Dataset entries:
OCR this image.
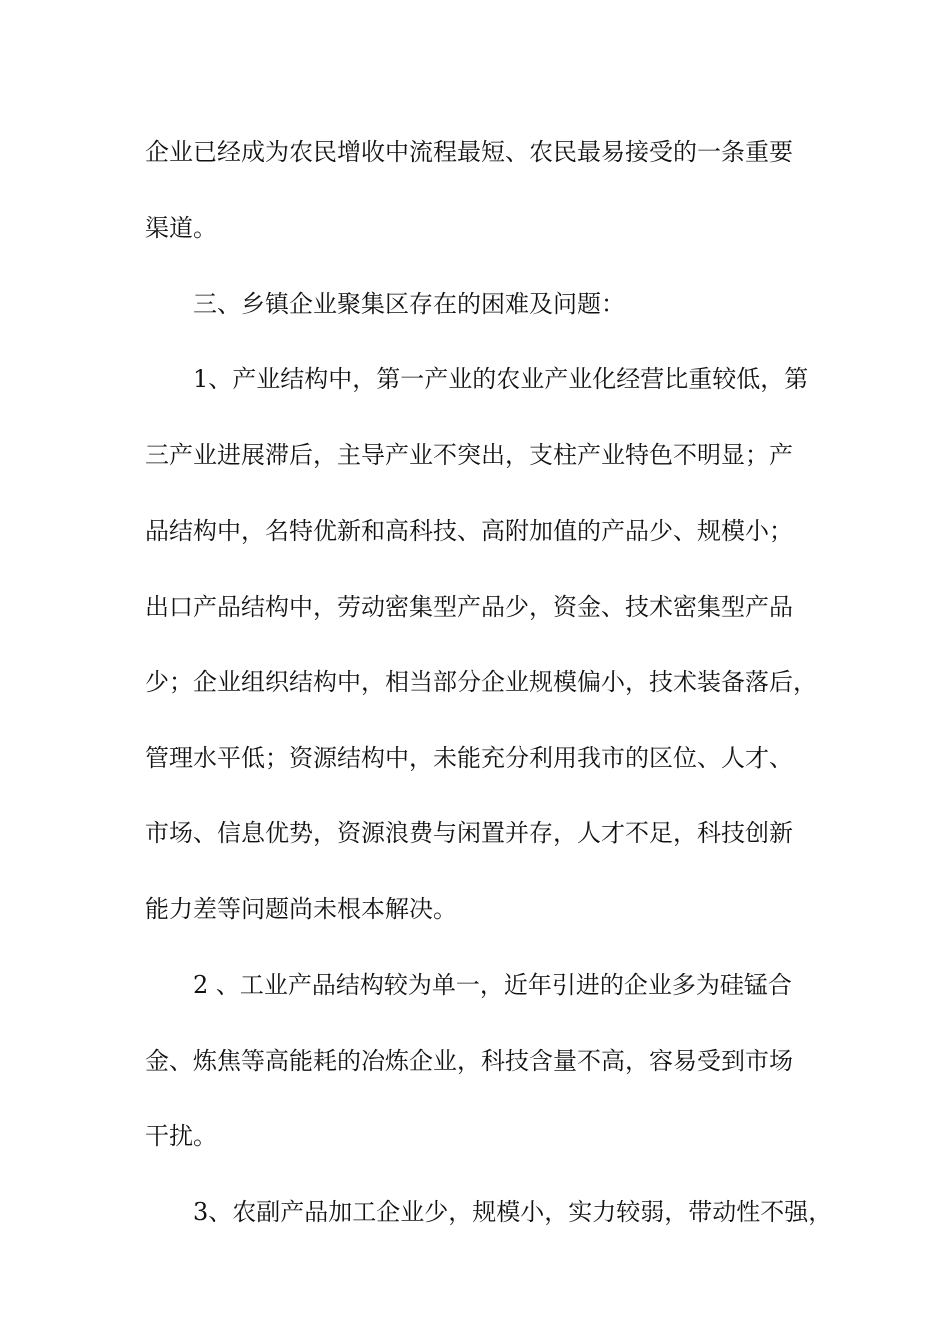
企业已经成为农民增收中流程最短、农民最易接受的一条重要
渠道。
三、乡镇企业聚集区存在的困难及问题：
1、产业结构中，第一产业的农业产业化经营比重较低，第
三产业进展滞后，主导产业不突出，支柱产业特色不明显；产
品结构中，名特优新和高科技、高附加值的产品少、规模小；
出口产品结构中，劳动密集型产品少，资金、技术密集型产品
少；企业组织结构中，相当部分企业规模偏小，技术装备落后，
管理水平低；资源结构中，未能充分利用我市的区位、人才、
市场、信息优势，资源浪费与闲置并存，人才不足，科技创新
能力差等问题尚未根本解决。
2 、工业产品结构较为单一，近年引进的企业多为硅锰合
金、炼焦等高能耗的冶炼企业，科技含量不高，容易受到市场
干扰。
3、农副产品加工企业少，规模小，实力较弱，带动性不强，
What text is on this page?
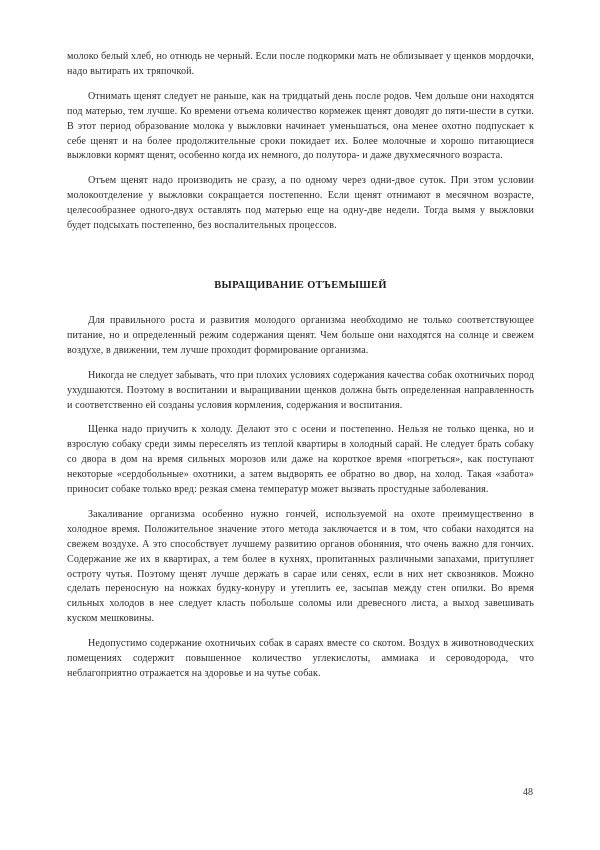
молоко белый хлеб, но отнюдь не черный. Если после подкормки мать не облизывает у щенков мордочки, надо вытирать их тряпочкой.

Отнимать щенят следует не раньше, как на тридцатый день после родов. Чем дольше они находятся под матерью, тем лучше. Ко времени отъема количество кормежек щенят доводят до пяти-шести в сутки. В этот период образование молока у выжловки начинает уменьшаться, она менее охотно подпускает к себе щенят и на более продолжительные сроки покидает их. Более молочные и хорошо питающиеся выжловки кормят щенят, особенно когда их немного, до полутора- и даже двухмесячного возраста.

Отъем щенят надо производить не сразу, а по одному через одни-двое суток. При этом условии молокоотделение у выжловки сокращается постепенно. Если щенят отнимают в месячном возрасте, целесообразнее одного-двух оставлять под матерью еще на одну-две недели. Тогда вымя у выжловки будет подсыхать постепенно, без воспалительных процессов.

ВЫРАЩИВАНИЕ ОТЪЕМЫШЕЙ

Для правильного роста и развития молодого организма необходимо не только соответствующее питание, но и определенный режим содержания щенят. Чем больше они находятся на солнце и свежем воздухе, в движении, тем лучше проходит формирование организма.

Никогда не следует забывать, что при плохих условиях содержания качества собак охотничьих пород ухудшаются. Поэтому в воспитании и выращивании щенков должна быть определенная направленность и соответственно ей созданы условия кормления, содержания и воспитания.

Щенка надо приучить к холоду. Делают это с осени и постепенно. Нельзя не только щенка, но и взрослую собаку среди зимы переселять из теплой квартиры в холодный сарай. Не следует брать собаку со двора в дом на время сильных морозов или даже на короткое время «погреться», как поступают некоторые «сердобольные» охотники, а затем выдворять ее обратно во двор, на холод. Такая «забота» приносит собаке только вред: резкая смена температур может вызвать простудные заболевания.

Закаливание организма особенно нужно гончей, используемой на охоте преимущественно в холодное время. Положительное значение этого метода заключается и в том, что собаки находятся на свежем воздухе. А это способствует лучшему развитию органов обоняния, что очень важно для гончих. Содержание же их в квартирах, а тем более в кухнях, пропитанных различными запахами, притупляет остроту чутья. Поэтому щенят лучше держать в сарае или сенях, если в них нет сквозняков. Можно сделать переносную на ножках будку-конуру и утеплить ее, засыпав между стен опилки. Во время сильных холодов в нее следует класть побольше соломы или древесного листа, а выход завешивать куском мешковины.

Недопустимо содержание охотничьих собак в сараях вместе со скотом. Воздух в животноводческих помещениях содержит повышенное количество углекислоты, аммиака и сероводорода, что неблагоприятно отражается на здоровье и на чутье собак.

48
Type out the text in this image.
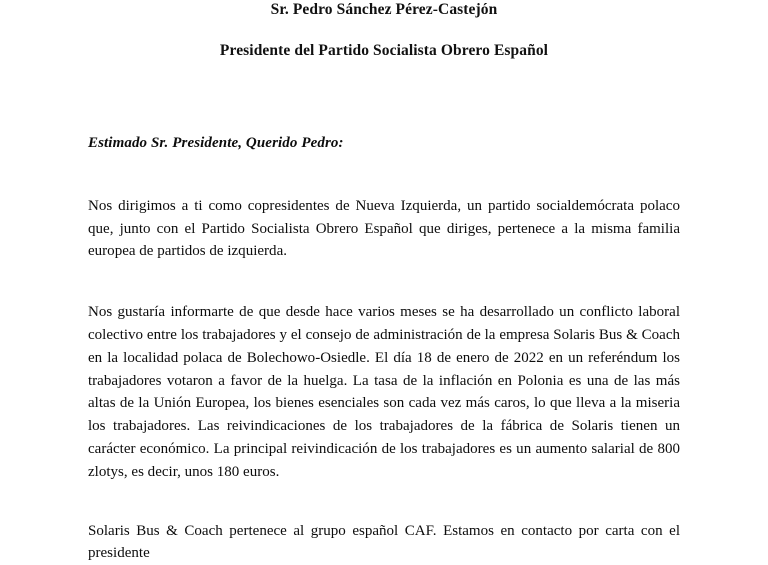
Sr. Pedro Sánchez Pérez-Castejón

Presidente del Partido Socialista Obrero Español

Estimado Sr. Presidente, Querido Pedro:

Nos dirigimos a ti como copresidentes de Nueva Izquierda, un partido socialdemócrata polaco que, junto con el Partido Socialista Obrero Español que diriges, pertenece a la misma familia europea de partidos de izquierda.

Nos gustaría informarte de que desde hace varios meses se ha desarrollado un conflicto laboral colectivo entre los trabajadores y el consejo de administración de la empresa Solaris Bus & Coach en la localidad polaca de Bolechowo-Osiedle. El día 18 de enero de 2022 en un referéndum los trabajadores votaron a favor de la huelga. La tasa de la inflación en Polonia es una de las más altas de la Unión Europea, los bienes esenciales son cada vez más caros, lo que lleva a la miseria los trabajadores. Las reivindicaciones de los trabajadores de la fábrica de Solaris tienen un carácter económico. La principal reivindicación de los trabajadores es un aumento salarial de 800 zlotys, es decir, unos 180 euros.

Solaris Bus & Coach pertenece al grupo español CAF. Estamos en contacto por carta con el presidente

Exercise directions:
Without the pictures, transcribe the listing above exactly.

Solution to this problem:
OCR this image.
企业已经成为农民增收中流程最短、农民最易接受的一条重要
渠道。
三、乡镇企业聚集区存在的困难及问题：
1、产业结构中，第一产业的农业产业化经营比重较低，第
三产业进展滞后，主导产业不突出，支柱产业特色不明显；产
品结构中，名特优新和高科技、高附加值的产品少、规模小；
出口产品结构中，劳动密集型产品少，资金、技术密集型产品
少；企业组织结构中，相当部分企业规模偏小，技术装备落后，
管理水平低；资源结构中，未能充分利用我市的区位、人才、
市场、信息优势，资源浪费与闲置并存，人才不足，科技创新
能力差等问题尚未根本解决。
2 、工业产品结构较为单一，近年引进的企业多为硅锰合
金、炼焦等高能耗的冶炼企业，科技含量不高，容易受到市场
干扰。
3、农副产品加工企业少，规模小，实力较弱，带动性不强，
What text is on this page?
молоко белый хлеб, но отнюдь не черный. Если после подкормки мать не облизывает у щенков мордочки, надо вытирать их тряпочкой.

Отнимать щенят следует не раньше, как на тридцатый день после родов. Чем дольше они находятся под матерью, тем лучше. Ко времени отъема количество кормежек щенят доводят до пяти-шести в сутки. В этот период образование молока у выжловки начинает уменьшаться, она менее охотно подпускает к себе щенят и на более продолжительные сроки покидает их. Более молочные и хорошо питающиеся выжловки кормят щенят, особенно когда их немного, до полутора- и даже двухмесячного возраста.

Отъем щенят надо производить не сразу, а по одному через одни-двое суток. При этом условии молокоотделение у выжловки сокращается постепенно. Если щенят отнимают в месячном возрасте, целесообразнее одного-двух оставлять под матерью еще на одну-две недели. Тогда вымя у выжловки будет подсыхать постепенно, без воспалительных процессов.

ВЫРАЩИВАНИЕ ОТЪЕМЫШЕЙ

Для правильного роста и развития молодого организма необходимо не только соответствующее питание, но и определенный режим содержания щенят. Чем больше они находятся на солнце и свежем воздухе, в движении, тем лучше проходит формирование организма.

Никогда не следует забывать, что при плохих условиях содержания качества собак охотничьих пород ухудшаются. Поэтому в воспитании и выращивании щенков должна быть определенная направленность и соответственно ей созданы условия кормления, содержания и воспитания.

Щенка надо приучить к холоду. Делают это с осени и постепенно. Нельзя не только щенка, но и взрослую собаку среди зимы переселять из теплой квартиры в холодный сарай. Не следует брать собаку со двора в дом на время сильных морозов или даже на короткое время «погреться», как поступают некоторые «сердобольные» охотники, а затем выдворять ее обратно во двор, на холод. Такая «забота» приносит собаке только вред: резкая смена температур может вызвать простудные заболевания.

Закаливание организма особенно нужно гончей, используемой на охоте преимущественно в холодное время. Положительное значение этого метода заключается и в том, что собаки находятся на свежем воздухе. А это способствует лучшему развитию органов обоняния, что очень важно для гончих. Содержание же их в квартирах, а тем более в кухнях, пропитанных различными запахами, притупляет остроту чутья. Поэтому щенят лучше держать в сарае или сенях, если в них нет сквозняков. Можно сделать переносную на ножках будку-конуру и утеплить ее, засыпав между стен опилки. Во время сильных холодов в нее следует класть побольше соломы или древесного листа, а выход завешивать куском мешковины.

Недопустимо содержание охотничьих собак в сараях вместе со скотом. Воздух в животноводческих помещениях содержит повышенное количество углекислоты, аммиака и сероводорода, что неблагоприятно отражается на здоровье и на чутье собак.

48
Type out the text in this image.
Sr. Pedro Sánchez Pérez-Castejón

Presidente del Partido Socialista Obrero Español

Estimado Sr. Presidente, Querido Pedro:

Nos dirigimos a ti como copresidentes de Nueva Izquierda, un partido socialdemócrata polaco que, junto con el Partido Socialista Obrero Español que diriges, pertenece a la misma familia europea de partidos de izquierda.

Nos gustaría informarte de que desde hace varios meses se ha desarrollado un conflicto laboral colectivo entre los trabajadores y el consejo de administración de la empresa Solaris Bus & Coach en la localidad polaca de Bolechowo-Osiedle. El día 18 de enero de 2022 en un referéndum los trabajadores votaron a favor de la huelga. La tasa de la inflación en Polonia es una de las más altas de la Unión Europea, los bienes esenciales son cada vez más caros, lo que lleva a la miseria los trabajadores. Las reivindicaciones de los trabajadores de la fábrica de Solaris tienen un carácter económico. La principal reivindicación de los trabajadores es un aumento salarial de 800 zlotys, es decir, unos 180 euros.

Solaris Bus & Coach pertenece al grupo español CAF. Estamos en contacto por carta con el presidente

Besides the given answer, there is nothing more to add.